What you should do: Return only the number of lines in the entries below that hold the word "name".

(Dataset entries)
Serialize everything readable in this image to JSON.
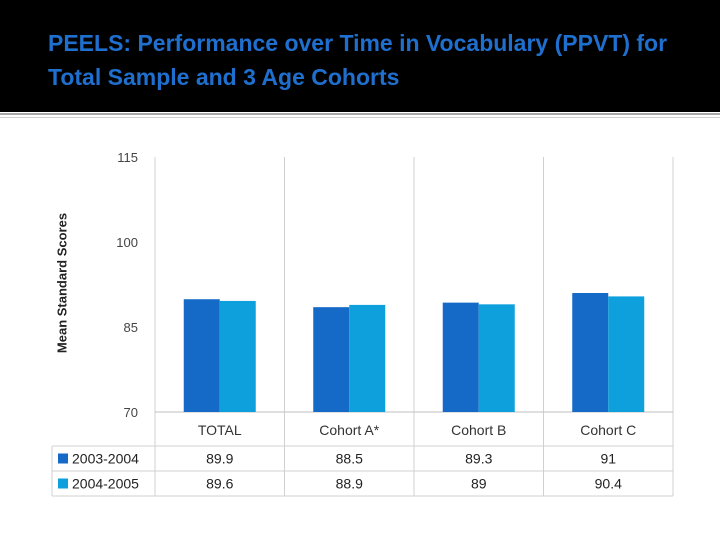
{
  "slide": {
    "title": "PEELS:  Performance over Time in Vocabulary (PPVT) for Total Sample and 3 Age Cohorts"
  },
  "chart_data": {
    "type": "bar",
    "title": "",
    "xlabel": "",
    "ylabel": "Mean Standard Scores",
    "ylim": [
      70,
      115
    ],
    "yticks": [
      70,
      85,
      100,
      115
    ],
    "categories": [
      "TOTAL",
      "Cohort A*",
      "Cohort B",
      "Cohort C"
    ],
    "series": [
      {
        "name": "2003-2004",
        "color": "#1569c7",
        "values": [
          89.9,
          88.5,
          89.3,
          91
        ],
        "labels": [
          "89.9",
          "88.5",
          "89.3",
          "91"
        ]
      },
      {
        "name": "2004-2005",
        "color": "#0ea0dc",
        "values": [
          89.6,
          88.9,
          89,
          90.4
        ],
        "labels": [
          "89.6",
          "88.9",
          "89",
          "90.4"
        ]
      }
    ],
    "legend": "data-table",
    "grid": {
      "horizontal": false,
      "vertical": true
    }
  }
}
==
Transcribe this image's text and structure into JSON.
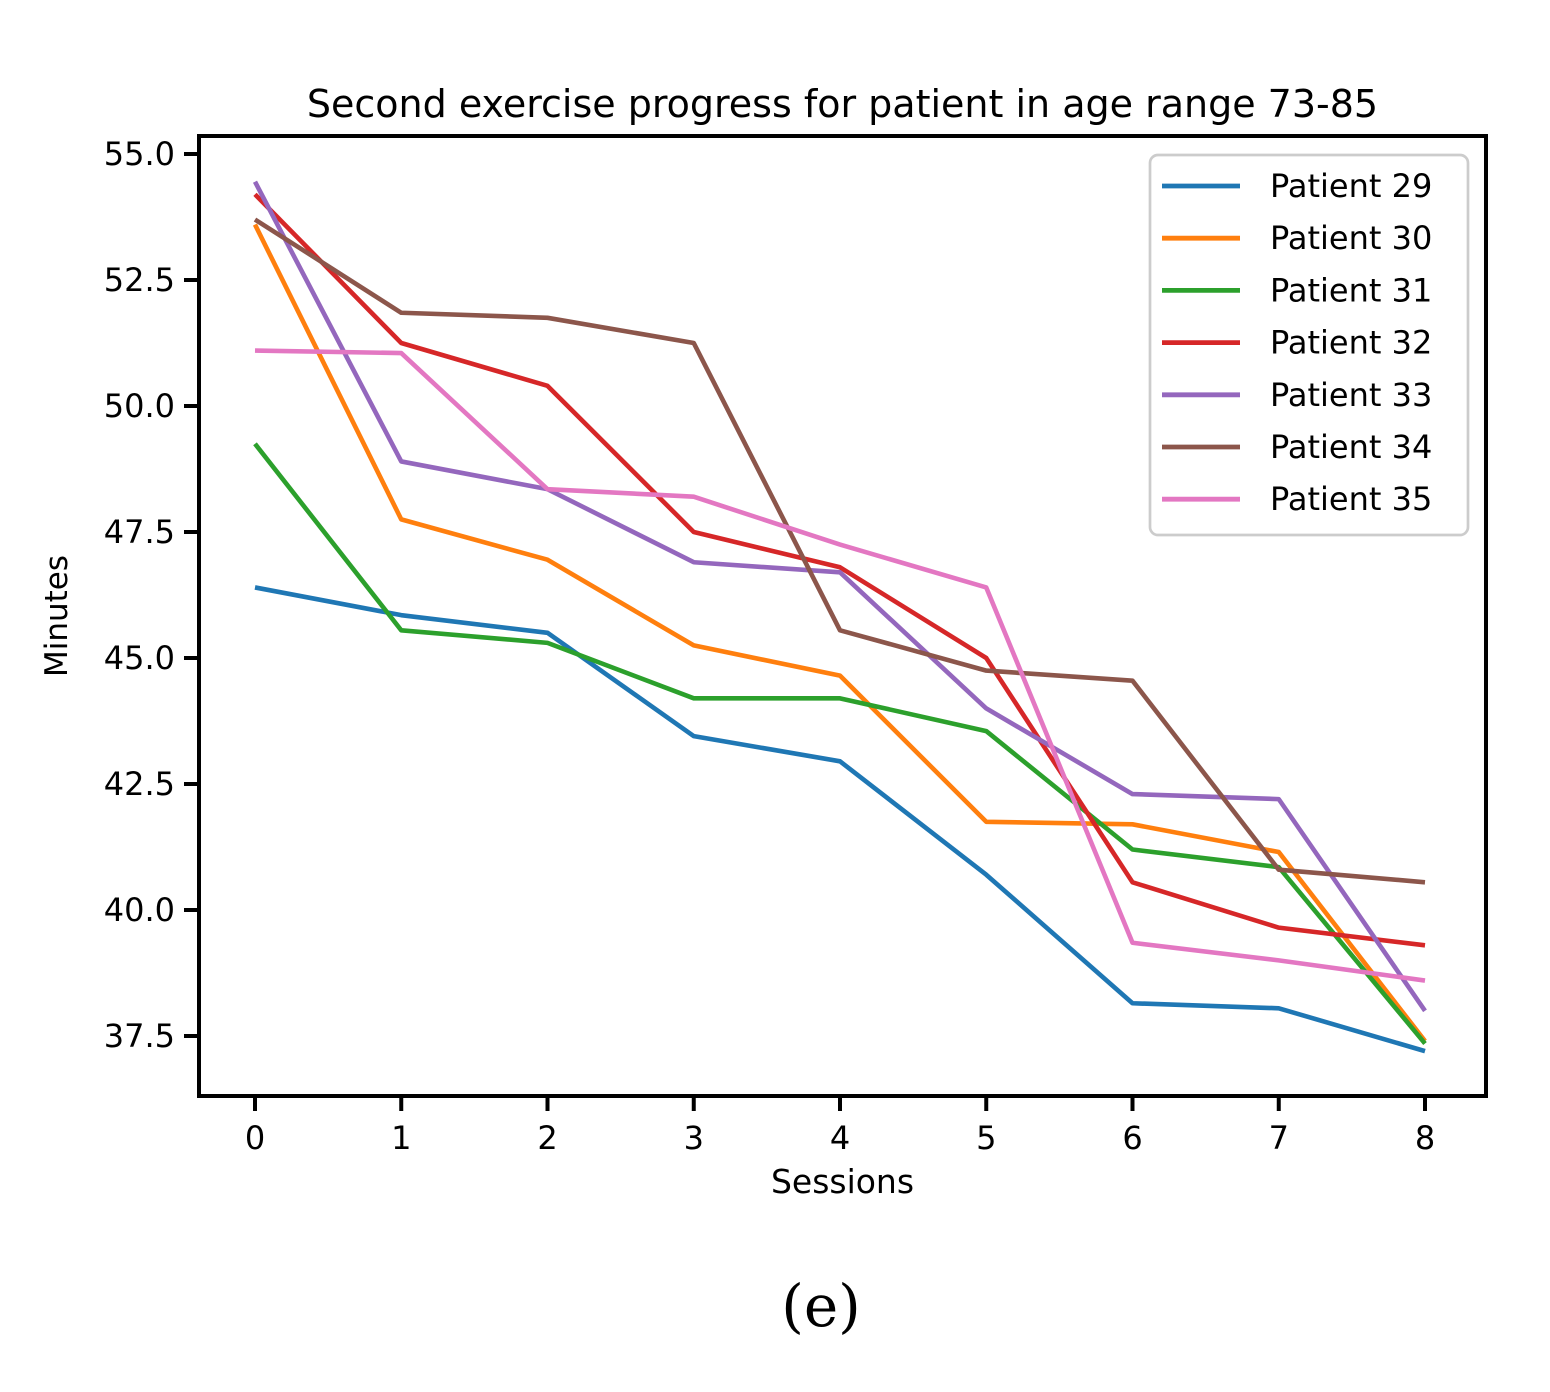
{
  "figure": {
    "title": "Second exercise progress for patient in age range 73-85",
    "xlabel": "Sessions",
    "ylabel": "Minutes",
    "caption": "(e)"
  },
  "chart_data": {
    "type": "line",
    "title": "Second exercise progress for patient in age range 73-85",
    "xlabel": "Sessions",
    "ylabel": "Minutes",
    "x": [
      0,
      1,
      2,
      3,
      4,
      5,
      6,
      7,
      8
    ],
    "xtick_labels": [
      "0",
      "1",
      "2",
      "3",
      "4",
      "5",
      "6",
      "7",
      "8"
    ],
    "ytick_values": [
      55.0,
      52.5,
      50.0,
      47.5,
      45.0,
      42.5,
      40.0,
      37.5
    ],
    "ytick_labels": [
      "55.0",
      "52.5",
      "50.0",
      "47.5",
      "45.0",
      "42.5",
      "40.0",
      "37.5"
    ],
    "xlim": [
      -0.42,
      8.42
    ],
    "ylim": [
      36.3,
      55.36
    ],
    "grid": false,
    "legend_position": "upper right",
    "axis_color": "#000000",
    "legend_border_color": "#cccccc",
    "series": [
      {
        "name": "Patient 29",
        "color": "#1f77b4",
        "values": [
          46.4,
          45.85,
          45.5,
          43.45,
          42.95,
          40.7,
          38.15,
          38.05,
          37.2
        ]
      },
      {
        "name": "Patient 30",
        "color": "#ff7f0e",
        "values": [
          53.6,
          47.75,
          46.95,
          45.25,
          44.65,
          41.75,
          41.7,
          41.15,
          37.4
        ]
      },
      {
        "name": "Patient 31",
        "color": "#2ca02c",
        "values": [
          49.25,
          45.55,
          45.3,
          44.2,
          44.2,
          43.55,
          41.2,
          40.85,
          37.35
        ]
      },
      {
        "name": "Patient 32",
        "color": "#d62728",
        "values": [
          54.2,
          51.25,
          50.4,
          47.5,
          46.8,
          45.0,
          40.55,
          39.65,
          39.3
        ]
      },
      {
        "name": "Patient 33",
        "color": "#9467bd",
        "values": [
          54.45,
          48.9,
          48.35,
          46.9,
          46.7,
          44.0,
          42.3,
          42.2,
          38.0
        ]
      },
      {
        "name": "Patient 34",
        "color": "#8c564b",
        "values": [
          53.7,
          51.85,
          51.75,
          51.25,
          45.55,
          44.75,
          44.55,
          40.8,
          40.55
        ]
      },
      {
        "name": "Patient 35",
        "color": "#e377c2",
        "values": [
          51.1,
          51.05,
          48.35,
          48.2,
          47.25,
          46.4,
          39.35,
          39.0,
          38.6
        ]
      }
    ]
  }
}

Finished task: 9